> Record extracts:

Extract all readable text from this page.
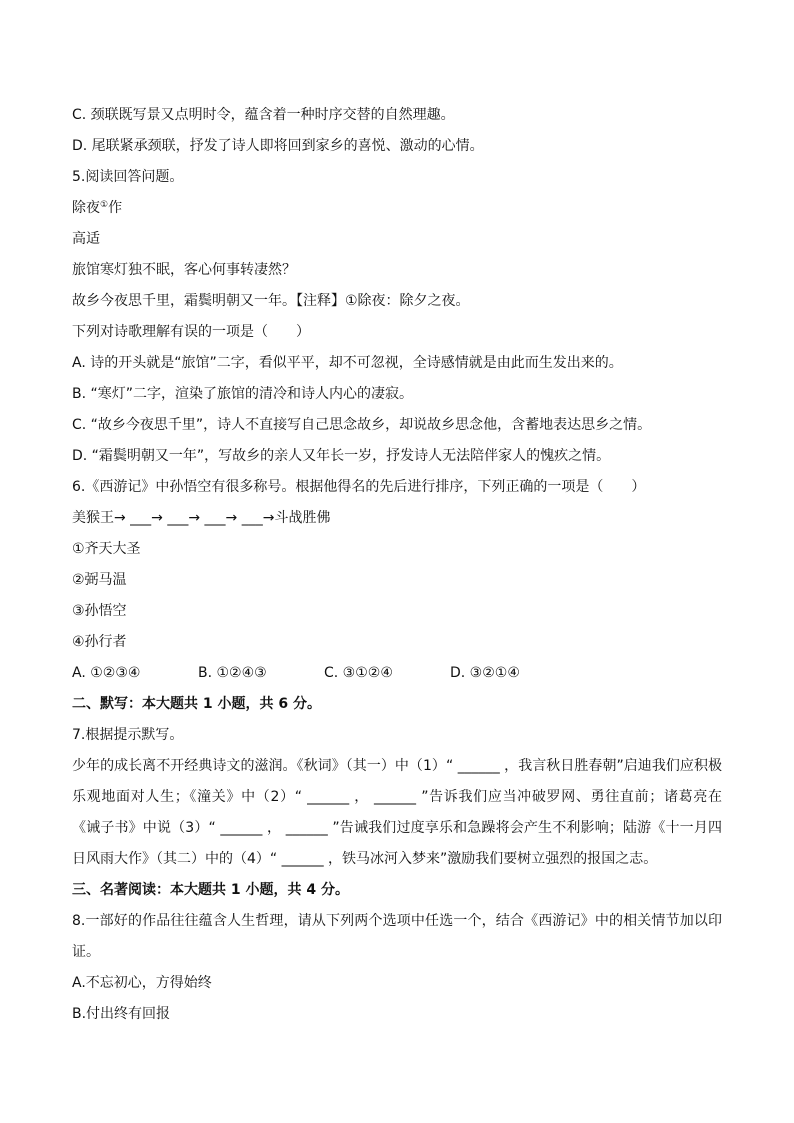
C. 颈联既写景又点明时令，蕴含着一种时序交替的自然理趣。
D. 尾联紧承颈联，抒发了诗人即将回到家乡的喜悦、激动的心情。
5.阅读回答问题。
除夜①作
高适
旅馆寒灯独不眠，客心何事转凄然？
故乡今夜思千里，霜鬓明朝又一年。【注释】①除夜：除夕之夜。
下列对诗歌理解有误的一项是（　　）
A. 诗的开头就是“旅馆”二字，看似平平，却不可忽视，全诗感情就是由此而生发出来的。
B. “寒灯”二字，渲染了旅馆的清冷和诗人内心的凄寂。
C. “故乡今夜思千里”，诗人不直接写自己思念故乡，却说故乡思念他，含蓄地表达思乡之情。
D. “霜鬓明朝又一年”，写故乡的亲人又年长一岁，抒发诗人无法陪伴家人的愧疚之情。
6.《西游记》中孙悟空有很多称号。根据他得名的先后进行排序，下列正确的一项是（　　）
美猴王→ ___→ ___→ ___→ ___→斗战胜佛
①齐天大圣
②弼马温
③孙悟空
④孙行者
A. ①②③④	B. ①②④③	C. ③①②④	D. ③②①④
二、默写：本大题共 1 小题，共 6 分。
7.根据提示默写。
少年的成长离不开经典诗文的滋润。《秋词》（其一）中（1）“ ______ ，我言秋日胜春朝”启迪我们应积极乐观地面对人生；《潼关》中（2）“ ______ ， ______ ”告诉我们应当冲破罗网、勇往直前；诸葛亮在《诫子书》中说（3）“ ______ ， ______ ”告诫我们过度享乐和急躁将会产生不利影响；陆游《十一月四日风雨大作》（其二）中的（4）“ ______ ，铁马冰河入梦来”激励我们要树立强烈的报国之志。
三、名著阅读：本大题共 1 小题，共 4 分。
8.一部好的作品往往蕴含人生哲理，请从下列两个选项中任选一个，结合《西游记》中的相关情节加以印证。
A.不忘初心，方得始终
B.付出终有回报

> Given instruction: The records above must be printed exactly; the pictures stay out.

> The reply:
Extract all readable text from this page.
C. 颈联既写景又点明时令，蕴含着一种时序交替的自然理趣。
D. 尾联紧承颈联，抒发了诗人即将回到家乡的喜悦、激动的心情。
5.阅读回答问题。
除夜①作
高适
旅馆寒灯独不眠，客心何事转凄然？
故乡今夜思千里，霜鬓明朝又一年。【注释】①除夜：除夕之夜。
下列对诗歌理解有误的一项是（　　）
A. 诗的开头就是“旅馆”二字，看似平平，却不可忽视，全诗感情就是由此而生发出来的。
B. “寒灯”二字，渲染了旅馆的清冷和诗人内心的凄寂。
C. “故乡今夜思千里”，诗人不直接写自己思念故乡，却说故乡思念他，含蓄地表达思乡之情。
D. “霜鬓明朝又一年”，写故乡的亲人又年长一岁，抒发诗人无法陪伴家人的愧疚之情。
6.《西游记》中孙悟空有很多称号。根据他得名的先后进行排序，下列正确的一项是（　　）
美猴王→ ___→ ___→ ___→ ___→斗战胜佛
①齐天大圣
②弼马温
③孙悟空
④孙行者
A. ①②③④	B. ①②④③	C. ③①②④	D. ③②①④
二、默写：本大题共 1 小题，共 6 分。
7.根据提示默写。
少年的成长离不开经典诗文的滋润。《秋词》（其一）中（1）“ ______ ，我言秋日胜春朝”启迪我们应积极乐观地面对人生；《潼关》中（2）“ ______ ， ______ ”告诉我们应当冲破罗网、勇往直前；诸葛亮在《诫子书》中说（3）“ ______ ， ______ ”告诫我们过度享乐和急躁将会产生不利影响；陆游《十一月四日风雨大作》（其二）中的（4）“ ______ ，铁马冰河入梦来”激励我们要树立强烈的报国之志。
三、名著阅读：本大题共 1 小题，共 4 分。
8.一部好的作品往往蕴含人生哲理，请从下列两个选项中任选一个，结合《西游记》中的相关情节加以印证。
A.不忘初心，方得始终
B.付出终有回报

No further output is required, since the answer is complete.